Reproduce the items verbatim, from the start through the line containing "menus-have-icons-toggle[interactable]: OFF —", including that line. Output nothing past it.

*** The data

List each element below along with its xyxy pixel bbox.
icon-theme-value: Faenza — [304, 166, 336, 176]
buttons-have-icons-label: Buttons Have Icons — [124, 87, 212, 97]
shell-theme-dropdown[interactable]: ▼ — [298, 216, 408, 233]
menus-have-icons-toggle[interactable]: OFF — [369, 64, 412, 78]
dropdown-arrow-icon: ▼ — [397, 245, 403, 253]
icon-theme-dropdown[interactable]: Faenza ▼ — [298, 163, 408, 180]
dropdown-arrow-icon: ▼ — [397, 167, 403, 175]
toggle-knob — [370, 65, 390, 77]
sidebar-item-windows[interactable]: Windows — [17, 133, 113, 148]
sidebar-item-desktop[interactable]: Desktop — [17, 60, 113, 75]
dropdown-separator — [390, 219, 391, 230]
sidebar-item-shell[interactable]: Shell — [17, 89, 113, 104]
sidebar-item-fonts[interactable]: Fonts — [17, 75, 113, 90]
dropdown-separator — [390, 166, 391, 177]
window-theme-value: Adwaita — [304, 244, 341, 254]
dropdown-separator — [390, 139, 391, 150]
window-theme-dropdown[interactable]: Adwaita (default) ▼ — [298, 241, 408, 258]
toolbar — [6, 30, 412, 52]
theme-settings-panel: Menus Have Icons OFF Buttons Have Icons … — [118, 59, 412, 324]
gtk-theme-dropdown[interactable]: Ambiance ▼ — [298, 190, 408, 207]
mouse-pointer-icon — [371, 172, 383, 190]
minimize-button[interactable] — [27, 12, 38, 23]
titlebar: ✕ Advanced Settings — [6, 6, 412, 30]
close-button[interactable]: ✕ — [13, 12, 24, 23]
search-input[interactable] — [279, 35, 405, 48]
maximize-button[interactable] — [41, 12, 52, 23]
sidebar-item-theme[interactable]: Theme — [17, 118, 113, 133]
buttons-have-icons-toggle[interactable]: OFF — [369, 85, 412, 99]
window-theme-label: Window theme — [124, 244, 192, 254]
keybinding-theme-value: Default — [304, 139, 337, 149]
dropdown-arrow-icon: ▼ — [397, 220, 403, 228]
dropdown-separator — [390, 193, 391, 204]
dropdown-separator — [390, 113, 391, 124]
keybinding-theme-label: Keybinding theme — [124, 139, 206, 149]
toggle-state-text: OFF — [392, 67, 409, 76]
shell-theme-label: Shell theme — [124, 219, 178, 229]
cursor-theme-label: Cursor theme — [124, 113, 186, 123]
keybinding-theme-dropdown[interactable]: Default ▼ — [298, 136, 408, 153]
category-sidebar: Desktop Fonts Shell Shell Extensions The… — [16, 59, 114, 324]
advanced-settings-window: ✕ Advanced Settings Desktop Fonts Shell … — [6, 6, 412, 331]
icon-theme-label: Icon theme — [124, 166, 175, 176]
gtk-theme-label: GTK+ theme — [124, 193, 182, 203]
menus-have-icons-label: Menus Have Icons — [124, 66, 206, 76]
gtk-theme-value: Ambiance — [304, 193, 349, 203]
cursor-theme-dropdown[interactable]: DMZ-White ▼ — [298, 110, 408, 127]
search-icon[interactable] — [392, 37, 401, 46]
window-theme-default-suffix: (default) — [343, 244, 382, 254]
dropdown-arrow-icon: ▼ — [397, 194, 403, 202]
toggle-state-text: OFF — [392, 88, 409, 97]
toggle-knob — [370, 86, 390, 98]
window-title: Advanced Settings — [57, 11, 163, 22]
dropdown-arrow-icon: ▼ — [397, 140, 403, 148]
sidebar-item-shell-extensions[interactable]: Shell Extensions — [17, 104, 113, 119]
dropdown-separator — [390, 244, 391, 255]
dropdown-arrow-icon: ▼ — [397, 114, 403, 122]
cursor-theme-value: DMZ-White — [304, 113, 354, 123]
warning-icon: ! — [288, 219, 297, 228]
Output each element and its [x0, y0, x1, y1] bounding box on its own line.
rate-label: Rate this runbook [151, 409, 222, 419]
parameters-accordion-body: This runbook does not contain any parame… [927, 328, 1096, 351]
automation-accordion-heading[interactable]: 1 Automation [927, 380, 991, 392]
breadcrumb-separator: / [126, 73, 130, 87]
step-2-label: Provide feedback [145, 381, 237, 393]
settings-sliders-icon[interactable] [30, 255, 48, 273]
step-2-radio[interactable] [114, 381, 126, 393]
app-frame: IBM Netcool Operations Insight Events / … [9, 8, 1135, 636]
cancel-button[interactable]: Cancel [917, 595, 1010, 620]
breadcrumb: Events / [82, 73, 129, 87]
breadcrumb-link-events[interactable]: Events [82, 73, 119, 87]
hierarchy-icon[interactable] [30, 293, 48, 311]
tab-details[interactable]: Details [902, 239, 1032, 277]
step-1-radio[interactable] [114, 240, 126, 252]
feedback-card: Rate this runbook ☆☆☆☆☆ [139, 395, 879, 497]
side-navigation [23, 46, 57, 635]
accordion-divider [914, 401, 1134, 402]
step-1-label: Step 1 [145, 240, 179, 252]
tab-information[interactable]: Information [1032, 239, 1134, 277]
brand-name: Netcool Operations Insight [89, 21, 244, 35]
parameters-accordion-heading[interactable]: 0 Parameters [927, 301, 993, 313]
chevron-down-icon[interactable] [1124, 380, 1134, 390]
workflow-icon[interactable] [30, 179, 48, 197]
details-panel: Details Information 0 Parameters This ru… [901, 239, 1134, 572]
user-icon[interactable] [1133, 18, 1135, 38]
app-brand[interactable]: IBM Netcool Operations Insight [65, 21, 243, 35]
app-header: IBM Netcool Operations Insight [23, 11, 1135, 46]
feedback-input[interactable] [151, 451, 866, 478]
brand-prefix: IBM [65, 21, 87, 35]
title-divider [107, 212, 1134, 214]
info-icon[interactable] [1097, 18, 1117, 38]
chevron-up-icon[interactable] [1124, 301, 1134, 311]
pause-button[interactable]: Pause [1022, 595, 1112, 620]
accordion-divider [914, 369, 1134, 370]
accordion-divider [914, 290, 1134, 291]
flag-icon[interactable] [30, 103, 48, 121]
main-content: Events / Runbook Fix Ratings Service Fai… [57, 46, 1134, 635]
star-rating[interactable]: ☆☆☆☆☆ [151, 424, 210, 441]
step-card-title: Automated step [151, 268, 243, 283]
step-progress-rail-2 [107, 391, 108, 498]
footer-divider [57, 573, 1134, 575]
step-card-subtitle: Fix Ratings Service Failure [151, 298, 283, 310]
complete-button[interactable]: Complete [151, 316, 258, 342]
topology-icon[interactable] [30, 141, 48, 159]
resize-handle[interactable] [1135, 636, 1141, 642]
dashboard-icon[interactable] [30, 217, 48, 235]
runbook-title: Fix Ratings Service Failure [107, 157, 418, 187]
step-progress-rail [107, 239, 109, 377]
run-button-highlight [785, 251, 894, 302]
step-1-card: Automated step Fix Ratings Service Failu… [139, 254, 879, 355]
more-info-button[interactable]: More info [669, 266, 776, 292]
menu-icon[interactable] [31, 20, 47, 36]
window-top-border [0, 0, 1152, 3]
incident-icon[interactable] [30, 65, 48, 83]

******

### Written answer
List each element below along with its xyxy pixel bbox.
icon-theme-value: Faenza — [304, 166, 336, 176]
buttons-have-icons-label: Buttons Have Icons — [124, 87, 212, 97]
shell-theme-dropdown[interactable]: ▼ — [298, 216, 408, 233]
menus-have-icons-toggle[interactable]: OFF — [369, 64, 412, 78]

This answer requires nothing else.